# [Dataset records]
↓
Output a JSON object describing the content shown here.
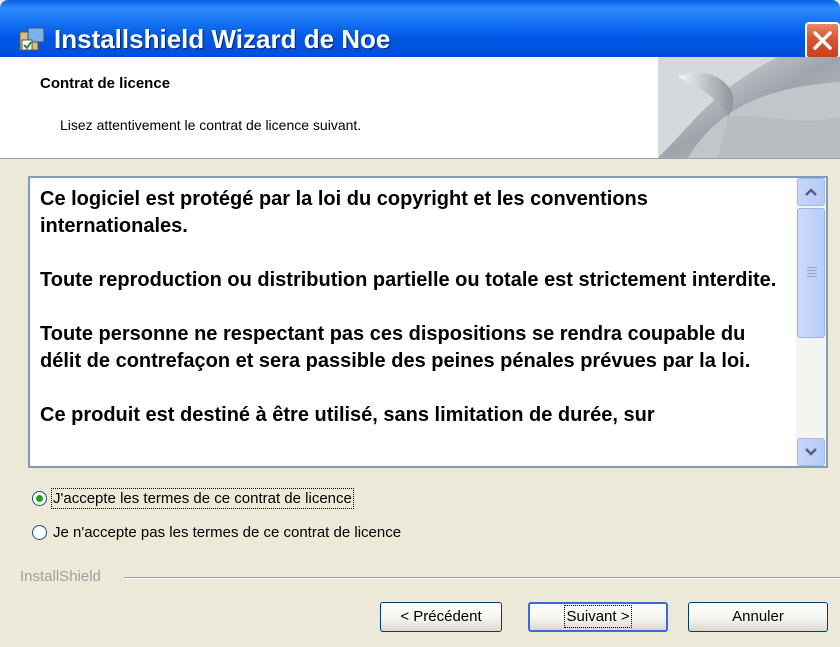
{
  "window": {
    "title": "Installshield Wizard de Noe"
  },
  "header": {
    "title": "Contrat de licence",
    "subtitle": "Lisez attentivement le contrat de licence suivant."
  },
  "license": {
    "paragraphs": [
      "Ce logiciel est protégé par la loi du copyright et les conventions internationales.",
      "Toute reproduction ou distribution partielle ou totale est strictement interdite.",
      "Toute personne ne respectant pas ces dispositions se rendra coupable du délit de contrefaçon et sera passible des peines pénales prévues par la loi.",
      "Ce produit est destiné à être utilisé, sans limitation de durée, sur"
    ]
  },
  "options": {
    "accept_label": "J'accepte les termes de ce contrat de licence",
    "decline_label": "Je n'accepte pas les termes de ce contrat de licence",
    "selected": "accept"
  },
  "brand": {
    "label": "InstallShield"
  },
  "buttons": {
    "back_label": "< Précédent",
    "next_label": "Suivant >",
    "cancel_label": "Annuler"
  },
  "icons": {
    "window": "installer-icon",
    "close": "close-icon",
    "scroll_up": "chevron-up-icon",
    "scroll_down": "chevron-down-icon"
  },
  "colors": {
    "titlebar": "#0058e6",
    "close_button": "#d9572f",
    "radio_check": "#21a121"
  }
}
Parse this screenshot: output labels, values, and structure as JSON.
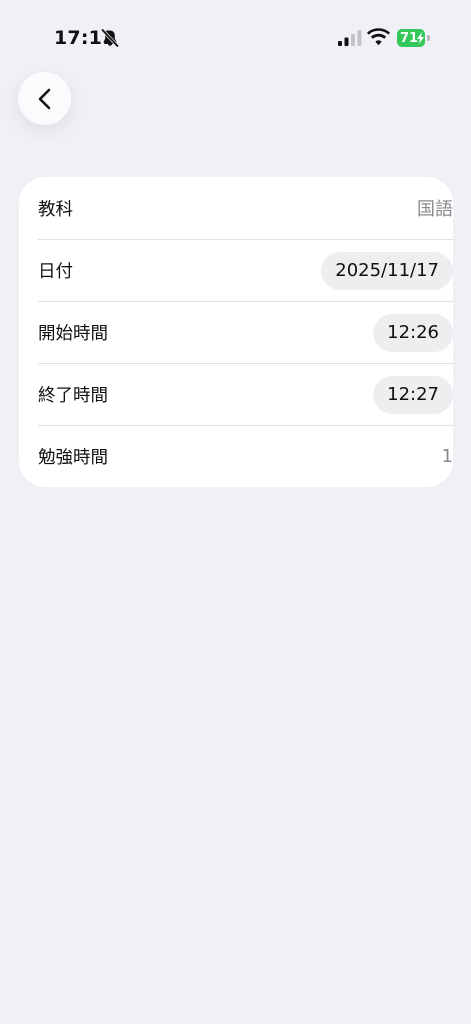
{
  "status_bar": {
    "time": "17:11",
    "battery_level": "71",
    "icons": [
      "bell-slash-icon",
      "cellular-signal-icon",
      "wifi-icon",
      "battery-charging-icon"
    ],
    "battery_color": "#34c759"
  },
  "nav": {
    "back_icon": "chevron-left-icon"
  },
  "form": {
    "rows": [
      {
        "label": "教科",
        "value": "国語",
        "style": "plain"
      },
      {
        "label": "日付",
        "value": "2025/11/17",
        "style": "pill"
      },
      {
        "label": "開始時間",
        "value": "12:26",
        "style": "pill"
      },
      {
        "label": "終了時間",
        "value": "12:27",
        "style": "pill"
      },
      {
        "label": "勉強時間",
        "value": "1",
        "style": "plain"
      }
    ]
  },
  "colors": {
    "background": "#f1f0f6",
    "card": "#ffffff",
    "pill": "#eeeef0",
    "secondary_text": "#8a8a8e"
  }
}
↑
# [Exercise]
Write out every line of the data that holds the word "termes".

# [Output of the exercise]
    "accept_label": "J'accepte les termes de ce contrat de licence",
    "decline_label": "Je n'accepte pas les termes de ce contrat de licence",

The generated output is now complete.